Written request
Below are the records. Restate word for word every line from the one that contains "Convert this screenshot" through the final line, both included.

Collected data entries
>>
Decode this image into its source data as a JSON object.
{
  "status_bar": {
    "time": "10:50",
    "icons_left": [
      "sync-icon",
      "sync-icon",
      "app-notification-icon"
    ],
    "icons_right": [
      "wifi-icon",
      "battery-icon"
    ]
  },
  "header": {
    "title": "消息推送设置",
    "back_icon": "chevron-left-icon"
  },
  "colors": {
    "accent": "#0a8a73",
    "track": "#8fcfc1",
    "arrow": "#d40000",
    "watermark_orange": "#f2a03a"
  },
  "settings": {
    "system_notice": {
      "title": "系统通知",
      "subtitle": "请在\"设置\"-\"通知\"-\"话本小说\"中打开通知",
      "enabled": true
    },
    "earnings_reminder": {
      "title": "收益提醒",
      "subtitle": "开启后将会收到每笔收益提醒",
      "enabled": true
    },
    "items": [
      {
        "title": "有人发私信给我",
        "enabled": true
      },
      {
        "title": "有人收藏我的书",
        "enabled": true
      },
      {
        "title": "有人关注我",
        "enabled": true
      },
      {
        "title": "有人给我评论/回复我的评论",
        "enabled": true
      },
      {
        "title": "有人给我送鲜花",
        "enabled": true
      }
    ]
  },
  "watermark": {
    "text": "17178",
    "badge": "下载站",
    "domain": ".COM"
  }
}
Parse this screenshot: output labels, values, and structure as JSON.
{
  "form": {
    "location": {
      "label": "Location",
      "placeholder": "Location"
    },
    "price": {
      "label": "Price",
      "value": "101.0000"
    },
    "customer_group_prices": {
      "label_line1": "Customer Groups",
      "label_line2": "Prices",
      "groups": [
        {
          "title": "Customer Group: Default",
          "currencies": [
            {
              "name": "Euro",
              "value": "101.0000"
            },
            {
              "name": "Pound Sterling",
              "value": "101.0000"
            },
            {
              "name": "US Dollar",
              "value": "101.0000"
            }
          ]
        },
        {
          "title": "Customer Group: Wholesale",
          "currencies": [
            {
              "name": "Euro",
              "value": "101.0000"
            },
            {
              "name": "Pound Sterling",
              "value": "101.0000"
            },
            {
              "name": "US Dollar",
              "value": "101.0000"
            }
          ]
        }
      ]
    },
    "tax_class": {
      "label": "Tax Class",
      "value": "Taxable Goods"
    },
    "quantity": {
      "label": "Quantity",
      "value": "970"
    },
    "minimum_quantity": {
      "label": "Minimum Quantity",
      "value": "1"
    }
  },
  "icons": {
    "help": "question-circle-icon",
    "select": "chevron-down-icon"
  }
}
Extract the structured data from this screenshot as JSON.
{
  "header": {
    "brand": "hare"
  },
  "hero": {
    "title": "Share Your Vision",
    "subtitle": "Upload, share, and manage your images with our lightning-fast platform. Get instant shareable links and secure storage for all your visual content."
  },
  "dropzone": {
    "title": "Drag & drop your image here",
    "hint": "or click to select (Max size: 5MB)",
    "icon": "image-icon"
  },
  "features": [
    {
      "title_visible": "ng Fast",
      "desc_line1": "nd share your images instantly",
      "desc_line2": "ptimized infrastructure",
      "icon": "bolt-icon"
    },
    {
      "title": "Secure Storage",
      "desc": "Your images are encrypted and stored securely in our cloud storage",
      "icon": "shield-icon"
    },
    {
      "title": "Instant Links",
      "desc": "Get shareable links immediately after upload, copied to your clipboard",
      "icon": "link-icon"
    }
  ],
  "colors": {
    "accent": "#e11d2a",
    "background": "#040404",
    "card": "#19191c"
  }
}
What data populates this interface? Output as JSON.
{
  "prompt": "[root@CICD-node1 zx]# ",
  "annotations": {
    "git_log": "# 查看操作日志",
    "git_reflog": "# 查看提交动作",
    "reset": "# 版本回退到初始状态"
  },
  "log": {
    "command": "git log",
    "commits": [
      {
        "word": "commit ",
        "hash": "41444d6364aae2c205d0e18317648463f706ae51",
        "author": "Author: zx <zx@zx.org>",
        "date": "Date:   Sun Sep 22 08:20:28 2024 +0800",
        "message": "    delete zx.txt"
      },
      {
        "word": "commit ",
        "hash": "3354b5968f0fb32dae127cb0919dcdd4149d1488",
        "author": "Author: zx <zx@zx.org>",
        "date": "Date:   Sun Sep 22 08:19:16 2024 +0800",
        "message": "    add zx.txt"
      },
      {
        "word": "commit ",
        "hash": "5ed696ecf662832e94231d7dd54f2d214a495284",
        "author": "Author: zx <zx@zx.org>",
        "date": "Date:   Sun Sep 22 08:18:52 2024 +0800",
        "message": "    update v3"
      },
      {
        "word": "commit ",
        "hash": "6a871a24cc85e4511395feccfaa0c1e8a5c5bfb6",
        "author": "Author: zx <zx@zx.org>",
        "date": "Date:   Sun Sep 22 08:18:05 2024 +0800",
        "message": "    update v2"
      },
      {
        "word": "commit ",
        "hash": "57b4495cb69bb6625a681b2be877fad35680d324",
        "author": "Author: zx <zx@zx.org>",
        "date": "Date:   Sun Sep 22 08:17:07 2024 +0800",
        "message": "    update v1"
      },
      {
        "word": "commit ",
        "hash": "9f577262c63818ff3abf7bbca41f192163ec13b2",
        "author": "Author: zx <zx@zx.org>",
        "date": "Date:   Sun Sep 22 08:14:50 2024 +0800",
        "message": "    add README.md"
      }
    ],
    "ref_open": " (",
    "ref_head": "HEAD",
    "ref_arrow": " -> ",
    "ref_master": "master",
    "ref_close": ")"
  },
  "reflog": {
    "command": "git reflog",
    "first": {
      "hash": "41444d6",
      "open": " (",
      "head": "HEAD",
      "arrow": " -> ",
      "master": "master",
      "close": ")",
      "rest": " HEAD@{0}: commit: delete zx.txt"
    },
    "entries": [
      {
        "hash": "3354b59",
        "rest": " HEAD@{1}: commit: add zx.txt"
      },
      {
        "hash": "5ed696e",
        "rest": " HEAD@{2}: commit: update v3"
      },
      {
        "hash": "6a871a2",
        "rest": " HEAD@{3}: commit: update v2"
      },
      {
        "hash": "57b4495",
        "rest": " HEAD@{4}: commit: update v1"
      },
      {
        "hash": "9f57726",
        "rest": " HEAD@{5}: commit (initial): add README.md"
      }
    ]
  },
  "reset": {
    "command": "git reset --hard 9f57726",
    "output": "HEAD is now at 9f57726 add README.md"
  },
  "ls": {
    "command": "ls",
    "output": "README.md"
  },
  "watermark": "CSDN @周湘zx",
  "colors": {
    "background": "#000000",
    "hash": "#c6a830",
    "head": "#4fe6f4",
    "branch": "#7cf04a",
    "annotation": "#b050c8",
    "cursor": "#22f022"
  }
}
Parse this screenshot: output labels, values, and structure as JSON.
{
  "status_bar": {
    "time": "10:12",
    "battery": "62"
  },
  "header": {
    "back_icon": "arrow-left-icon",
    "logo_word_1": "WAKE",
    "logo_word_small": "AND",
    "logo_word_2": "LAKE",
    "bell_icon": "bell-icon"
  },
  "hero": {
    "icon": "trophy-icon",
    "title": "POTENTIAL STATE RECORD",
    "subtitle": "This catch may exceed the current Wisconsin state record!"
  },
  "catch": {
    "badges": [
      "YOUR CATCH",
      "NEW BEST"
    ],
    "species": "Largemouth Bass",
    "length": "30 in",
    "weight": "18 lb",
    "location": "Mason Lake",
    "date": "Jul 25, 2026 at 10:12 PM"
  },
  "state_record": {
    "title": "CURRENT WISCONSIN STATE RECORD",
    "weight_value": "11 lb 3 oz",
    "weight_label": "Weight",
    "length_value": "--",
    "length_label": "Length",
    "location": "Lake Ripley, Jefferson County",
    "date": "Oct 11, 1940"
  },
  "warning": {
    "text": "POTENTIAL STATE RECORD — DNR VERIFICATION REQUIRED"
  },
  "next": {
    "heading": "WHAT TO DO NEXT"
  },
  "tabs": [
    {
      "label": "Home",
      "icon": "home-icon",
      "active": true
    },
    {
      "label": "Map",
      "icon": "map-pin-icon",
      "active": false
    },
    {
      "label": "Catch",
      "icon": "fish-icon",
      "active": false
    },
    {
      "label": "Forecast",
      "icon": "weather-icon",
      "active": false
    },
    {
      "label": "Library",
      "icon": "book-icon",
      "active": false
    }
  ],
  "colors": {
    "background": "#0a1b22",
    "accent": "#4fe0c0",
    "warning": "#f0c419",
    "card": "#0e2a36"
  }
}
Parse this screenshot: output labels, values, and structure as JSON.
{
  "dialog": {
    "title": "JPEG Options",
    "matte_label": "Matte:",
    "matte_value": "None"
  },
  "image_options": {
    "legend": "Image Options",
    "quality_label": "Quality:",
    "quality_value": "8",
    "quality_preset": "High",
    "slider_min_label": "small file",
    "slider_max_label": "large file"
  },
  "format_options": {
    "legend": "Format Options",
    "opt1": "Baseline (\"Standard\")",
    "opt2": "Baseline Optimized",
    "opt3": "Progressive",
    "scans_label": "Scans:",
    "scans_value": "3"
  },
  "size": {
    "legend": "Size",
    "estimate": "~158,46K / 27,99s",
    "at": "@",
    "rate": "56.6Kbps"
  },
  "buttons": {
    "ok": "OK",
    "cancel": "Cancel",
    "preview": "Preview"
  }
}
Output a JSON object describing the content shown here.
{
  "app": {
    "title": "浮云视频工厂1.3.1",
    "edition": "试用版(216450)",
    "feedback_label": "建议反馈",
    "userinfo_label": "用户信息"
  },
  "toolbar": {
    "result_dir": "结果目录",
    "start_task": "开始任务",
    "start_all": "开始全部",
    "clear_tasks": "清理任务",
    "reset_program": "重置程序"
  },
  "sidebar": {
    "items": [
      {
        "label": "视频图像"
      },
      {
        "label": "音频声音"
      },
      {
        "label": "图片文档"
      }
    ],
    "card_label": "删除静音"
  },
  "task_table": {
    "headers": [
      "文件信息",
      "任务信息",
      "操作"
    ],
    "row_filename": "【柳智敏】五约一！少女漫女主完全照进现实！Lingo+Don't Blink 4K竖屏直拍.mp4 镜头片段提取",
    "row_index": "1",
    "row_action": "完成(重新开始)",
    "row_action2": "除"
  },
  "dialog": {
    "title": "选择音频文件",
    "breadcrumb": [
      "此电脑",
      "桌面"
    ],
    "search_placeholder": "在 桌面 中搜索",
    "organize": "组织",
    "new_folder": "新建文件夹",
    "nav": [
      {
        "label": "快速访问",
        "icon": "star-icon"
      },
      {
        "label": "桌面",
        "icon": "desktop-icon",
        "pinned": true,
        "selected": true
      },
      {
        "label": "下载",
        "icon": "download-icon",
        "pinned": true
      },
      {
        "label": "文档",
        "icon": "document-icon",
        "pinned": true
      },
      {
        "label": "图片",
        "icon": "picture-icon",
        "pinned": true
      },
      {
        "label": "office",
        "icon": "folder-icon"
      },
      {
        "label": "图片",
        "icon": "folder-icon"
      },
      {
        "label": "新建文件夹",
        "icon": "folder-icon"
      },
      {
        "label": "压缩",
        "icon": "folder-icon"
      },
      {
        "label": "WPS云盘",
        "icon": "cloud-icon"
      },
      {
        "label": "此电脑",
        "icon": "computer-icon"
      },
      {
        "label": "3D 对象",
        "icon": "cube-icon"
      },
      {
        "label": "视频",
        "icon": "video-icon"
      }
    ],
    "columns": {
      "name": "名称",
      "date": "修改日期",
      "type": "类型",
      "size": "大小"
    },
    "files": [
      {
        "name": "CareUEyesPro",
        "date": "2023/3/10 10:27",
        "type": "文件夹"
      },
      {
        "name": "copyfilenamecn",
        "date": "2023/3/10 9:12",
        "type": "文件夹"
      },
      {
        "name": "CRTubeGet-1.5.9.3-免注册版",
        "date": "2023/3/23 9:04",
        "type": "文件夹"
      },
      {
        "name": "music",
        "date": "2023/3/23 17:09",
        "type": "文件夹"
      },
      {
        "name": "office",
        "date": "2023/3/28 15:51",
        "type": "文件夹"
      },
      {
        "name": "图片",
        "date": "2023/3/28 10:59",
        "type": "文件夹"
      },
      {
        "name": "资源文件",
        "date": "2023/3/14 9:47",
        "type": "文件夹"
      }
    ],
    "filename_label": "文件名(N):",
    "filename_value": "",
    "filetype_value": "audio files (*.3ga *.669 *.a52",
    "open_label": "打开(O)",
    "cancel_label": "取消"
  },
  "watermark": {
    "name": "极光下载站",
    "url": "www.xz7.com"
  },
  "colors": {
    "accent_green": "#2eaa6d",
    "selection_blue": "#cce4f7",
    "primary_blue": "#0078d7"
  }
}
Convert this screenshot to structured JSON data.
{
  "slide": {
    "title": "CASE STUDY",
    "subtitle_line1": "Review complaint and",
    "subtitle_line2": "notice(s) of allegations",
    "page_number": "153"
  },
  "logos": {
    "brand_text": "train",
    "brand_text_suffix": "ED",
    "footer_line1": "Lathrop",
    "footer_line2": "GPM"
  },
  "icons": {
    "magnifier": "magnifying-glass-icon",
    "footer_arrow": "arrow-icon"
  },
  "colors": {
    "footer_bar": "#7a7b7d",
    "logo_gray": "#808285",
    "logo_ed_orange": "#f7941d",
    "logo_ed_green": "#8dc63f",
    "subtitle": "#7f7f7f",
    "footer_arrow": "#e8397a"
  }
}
<<
The response
Convert this screenshot to structured JSON data.
{
  "slide": {
    "title": "CASE STUDY",
    "subtitle_line1": "Review complaint and",
    "subtitle_line2": "notice(s) of allegations",
    "page_number": "153"
  },
  "logos": {
    "brand_text": "train",
    "brand_text_suffix": "ED",
    "footer_line1": "Lathrop",
    "footer_line2": "GPM"
  },
  "icons": {
    "magnifier": "magnifying-glass-icon",
    "footer_arrow": "arrow-icon"
  },
  "colors": {
    "footer_bar": "#7a7b7d",
    "logo_gray": "#808285",
    "logo_ed_orange": "#f7941d",
    "logo_ed_green": "#8dc63f",
    "subtitle": "#7f7f7f",
    "footer_arrow": "#e8397a"
  }
}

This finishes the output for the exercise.